-- start --

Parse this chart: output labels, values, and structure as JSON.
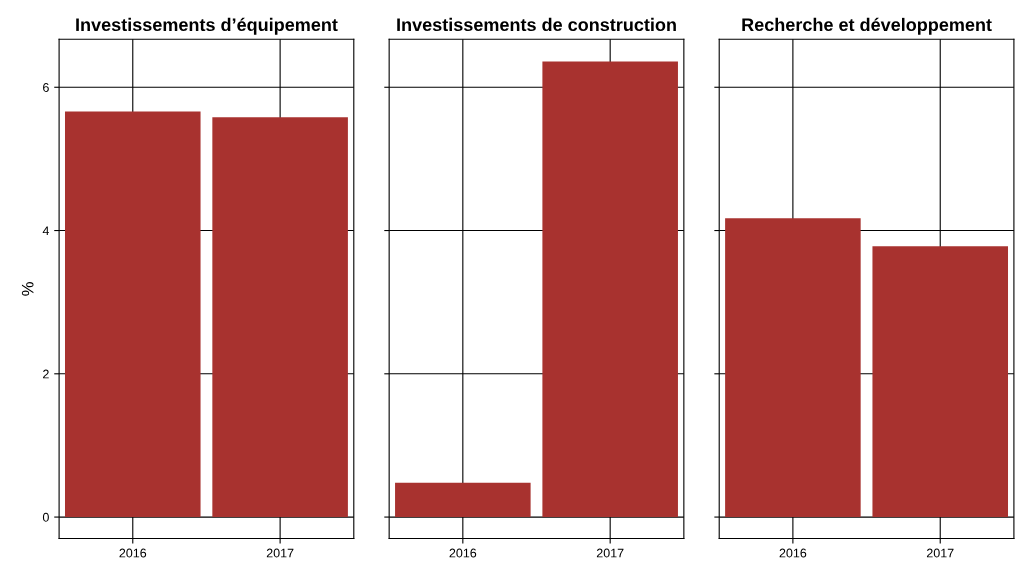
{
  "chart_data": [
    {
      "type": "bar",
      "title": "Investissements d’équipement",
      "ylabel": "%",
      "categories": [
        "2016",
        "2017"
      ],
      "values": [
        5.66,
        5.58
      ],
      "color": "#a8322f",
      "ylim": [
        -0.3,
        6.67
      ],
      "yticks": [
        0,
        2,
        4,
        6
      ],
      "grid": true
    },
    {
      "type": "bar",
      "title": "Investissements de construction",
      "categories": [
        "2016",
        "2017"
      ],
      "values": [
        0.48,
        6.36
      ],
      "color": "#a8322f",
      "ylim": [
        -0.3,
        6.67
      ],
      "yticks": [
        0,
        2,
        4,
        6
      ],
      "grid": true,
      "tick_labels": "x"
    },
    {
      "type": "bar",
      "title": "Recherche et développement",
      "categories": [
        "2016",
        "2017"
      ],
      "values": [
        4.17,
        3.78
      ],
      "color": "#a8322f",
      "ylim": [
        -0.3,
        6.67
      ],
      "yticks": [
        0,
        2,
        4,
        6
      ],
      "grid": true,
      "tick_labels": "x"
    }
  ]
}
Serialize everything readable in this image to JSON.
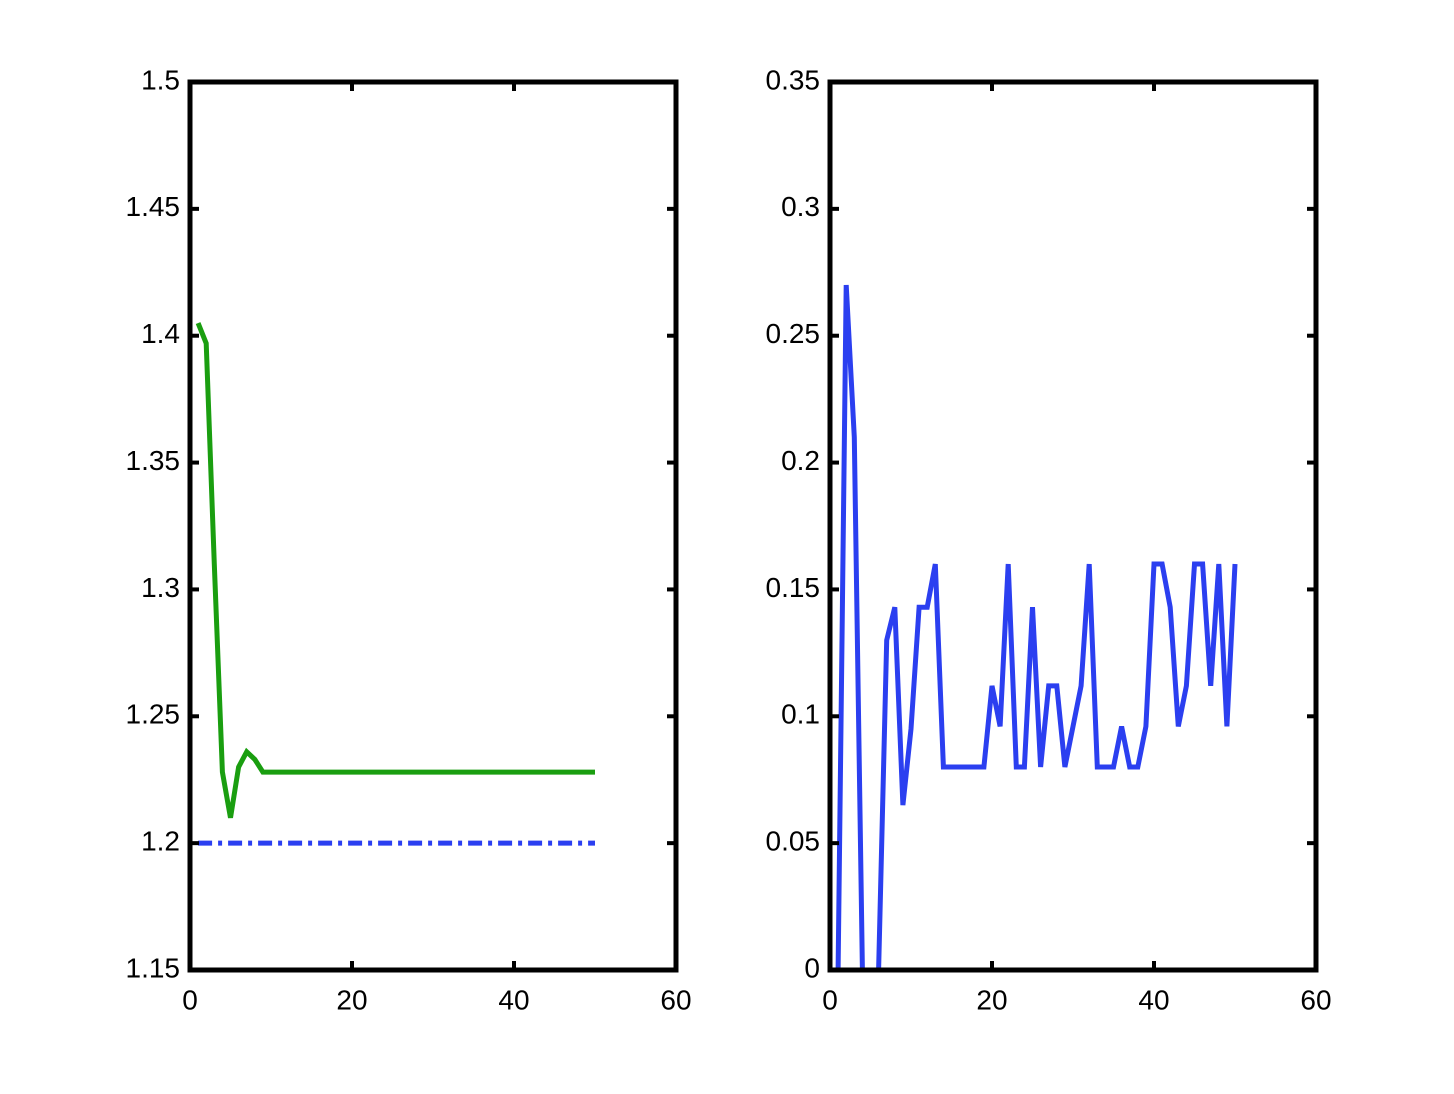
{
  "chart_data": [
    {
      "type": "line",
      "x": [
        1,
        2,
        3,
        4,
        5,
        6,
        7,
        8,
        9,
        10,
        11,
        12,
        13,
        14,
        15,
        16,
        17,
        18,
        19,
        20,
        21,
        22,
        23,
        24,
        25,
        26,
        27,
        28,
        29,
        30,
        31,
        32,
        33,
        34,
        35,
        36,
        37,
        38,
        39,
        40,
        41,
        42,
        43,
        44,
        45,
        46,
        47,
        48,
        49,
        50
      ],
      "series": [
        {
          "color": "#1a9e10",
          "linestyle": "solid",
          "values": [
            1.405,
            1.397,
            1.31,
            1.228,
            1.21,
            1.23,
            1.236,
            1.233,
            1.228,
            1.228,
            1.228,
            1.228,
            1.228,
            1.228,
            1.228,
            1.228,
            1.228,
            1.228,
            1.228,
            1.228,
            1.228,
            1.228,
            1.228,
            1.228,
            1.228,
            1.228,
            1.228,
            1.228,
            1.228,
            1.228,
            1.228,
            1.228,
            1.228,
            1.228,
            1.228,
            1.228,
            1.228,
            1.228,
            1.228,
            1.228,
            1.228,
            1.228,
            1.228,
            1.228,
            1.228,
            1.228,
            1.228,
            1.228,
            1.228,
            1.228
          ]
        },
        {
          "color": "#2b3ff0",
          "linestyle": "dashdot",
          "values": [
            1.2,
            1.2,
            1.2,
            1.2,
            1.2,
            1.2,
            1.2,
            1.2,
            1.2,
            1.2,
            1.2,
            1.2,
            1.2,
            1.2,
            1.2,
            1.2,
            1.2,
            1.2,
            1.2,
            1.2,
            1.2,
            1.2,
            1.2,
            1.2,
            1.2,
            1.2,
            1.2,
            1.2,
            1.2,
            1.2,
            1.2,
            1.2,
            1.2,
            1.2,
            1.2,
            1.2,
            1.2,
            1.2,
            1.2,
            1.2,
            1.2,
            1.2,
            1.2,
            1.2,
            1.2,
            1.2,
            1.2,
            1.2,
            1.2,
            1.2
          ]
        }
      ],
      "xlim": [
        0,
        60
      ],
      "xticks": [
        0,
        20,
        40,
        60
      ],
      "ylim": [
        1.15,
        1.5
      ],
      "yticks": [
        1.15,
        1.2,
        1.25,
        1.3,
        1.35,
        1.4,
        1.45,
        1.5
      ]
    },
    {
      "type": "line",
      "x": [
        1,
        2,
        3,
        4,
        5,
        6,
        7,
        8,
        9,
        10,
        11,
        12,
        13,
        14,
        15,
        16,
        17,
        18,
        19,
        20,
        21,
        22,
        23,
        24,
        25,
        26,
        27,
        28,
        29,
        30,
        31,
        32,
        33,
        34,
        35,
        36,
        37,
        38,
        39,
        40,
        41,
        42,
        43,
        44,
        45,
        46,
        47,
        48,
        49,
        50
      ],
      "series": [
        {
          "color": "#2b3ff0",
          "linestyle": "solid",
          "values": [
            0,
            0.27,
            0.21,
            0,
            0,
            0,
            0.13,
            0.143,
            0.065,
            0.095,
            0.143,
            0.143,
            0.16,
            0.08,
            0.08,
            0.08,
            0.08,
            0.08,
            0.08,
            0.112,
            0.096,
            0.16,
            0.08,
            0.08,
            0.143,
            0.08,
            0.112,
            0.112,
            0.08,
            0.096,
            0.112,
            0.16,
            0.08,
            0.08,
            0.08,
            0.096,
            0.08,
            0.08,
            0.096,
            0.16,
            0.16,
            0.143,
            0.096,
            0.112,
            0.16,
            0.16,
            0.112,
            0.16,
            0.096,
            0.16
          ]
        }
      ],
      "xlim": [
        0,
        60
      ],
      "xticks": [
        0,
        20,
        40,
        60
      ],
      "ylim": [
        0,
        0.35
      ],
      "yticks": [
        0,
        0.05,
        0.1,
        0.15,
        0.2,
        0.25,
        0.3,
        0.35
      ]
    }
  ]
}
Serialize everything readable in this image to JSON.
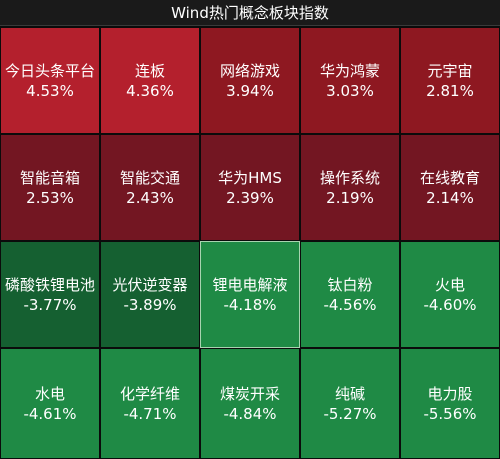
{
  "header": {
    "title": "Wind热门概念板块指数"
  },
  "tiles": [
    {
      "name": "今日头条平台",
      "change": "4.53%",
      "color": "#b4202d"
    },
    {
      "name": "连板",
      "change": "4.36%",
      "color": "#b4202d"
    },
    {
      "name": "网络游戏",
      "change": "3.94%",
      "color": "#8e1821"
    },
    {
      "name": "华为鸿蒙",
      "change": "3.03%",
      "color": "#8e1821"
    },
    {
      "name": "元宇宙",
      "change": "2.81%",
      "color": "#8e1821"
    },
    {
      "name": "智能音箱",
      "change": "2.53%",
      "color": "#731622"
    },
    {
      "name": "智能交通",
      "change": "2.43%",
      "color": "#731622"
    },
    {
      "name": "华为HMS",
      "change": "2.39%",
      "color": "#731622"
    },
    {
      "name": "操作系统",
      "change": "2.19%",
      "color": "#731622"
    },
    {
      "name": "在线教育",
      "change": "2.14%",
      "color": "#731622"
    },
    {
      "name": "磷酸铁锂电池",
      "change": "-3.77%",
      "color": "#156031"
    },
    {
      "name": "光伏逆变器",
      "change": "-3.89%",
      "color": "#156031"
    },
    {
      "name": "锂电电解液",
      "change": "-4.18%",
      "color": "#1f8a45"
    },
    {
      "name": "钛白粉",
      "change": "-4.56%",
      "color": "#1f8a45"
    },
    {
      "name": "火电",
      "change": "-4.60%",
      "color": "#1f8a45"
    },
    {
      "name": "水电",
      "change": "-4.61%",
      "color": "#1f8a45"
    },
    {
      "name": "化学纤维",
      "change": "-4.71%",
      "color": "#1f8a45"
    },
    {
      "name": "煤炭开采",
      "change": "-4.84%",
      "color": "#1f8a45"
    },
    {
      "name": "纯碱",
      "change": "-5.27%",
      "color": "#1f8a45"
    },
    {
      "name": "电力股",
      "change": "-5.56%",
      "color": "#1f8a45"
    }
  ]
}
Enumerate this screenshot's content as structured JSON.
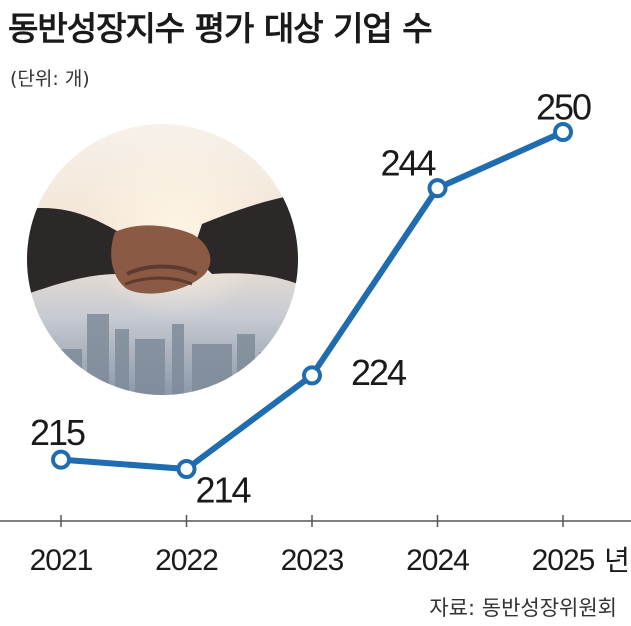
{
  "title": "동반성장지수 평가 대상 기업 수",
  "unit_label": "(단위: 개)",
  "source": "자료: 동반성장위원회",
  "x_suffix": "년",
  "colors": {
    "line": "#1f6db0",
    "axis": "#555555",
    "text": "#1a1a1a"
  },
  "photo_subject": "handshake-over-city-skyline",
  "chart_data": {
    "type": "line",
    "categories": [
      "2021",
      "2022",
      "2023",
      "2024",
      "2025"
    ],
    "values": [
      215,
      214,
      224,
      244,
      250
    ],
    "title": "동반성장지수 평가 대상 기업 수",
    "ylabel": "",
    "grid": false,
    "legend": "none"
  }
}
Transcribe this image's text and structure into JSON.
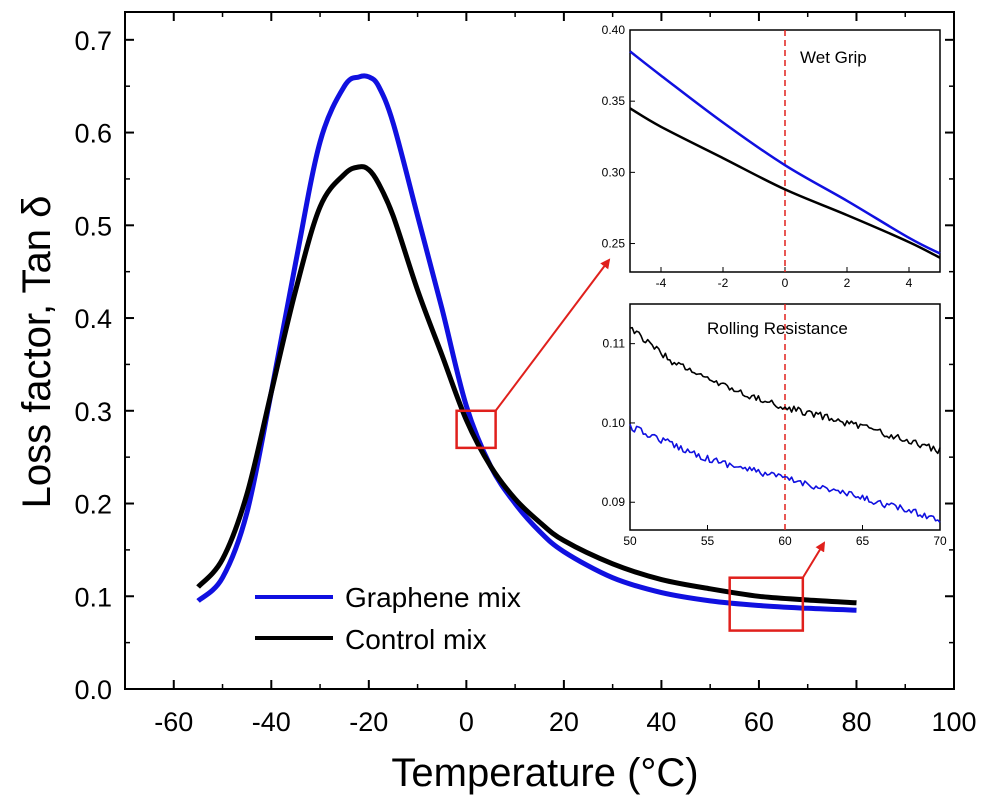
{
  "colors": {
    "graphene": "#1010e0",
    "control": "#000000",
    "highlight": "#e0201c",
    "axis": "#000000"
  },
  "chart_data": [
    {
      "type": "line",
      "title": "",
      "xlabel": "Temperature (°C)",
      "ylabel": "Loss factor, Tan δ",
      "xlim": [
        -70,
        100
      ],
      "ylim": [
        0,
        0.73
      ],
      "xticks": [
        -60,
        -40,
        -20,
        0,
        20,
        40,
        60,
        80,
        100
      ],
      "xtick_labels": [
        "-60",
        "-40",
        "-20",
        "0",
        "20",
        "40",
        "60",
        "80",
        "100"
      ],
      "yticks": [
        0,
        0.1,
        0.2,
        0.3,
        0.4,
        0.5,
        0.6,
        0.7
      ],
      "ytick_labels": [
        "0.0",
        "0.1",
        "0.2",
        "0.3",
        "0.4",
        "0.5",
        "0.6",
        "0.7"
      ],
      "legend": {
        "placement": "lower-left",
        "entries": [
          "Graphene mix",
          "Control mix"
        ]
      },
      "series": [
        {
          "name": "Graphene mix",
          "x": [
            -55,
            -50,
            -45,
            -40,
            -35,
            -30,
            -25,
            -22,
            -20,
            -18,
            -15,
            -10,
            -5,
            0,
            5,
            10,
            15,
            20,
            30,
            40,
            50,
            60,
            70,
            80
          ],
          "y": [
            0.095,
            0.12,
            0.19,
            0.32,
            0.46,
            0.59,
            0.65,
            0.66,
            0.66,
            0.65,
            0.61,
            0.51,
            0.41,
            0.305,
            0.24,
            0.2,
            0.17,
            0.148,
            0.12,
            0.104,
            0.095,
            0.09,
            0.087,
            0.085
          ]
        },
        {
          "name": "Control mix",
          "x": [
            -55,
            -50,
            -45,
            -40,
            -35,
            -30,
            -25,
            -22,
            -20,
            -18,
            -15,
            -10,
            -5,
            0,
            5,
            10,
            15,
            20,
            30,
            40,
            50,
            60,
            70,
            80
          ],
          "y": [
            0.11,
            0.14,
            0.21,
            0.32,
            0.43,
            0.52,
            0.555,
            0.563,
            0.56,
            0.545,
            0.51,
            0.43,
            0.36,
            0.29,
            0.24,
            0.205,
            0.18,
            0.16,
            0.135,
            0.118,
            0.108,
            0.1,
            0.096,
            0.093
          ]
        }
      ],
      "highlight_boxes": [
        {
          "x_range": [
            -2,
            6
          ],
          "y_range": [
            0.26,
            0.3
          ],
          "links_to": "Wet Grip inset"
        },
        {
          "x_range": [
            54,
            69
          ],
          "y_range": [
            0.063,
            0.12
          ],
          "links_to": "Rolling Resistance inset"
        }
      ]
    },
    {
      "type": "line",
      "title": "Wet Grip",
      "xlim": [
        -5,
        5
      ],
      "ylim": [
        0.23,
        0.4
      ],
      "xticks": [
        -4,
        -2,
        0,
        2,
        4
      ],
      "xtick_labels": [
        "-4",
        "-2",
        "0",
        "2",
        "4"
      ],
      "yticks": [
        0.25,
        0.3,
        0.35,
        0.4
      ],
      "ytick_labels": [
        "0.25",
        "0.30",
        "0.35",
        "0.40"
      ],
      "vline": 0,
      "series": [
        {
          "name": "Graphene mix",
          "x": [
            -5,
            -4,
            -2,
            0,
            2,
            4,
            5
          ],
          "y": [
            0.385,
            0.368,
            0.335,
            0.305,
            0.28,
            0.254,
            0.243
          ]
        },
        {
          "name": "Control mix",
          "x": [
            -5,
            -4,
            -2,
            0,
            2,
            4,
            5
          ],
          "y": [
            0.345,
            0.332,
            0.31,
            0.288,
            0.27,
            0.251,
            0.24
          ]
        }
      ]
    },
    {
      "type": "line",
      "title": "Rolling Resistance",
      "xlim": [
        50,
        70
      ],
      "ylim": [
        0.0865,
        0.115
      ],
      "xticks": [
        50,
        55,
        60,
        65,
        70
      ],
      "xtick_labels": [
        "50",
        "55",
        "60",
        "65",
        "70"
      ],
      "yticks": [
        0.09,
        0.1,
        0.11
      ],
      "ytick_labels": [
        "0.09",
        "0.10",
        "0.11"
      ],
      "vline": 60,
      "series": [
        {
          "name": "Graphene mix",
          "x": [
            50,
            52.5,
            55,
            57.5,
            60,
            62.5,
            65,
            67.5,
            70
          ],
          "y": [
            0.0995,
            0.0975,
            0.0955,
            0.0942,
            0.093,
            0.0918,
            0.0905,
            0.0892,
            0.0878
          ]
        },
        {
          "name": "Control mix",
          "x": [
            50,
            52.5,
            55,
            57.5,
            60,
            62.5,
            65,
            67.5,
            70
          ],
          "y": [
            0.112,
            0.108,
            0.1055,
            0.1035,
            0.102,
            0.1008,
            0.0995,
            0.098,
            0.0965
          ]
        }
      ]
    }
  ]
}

-- end --

(DIRECTIVE): Work out how many lines above have the string "ylabel" in them, and give only the number.

(TASK ANSWER): 3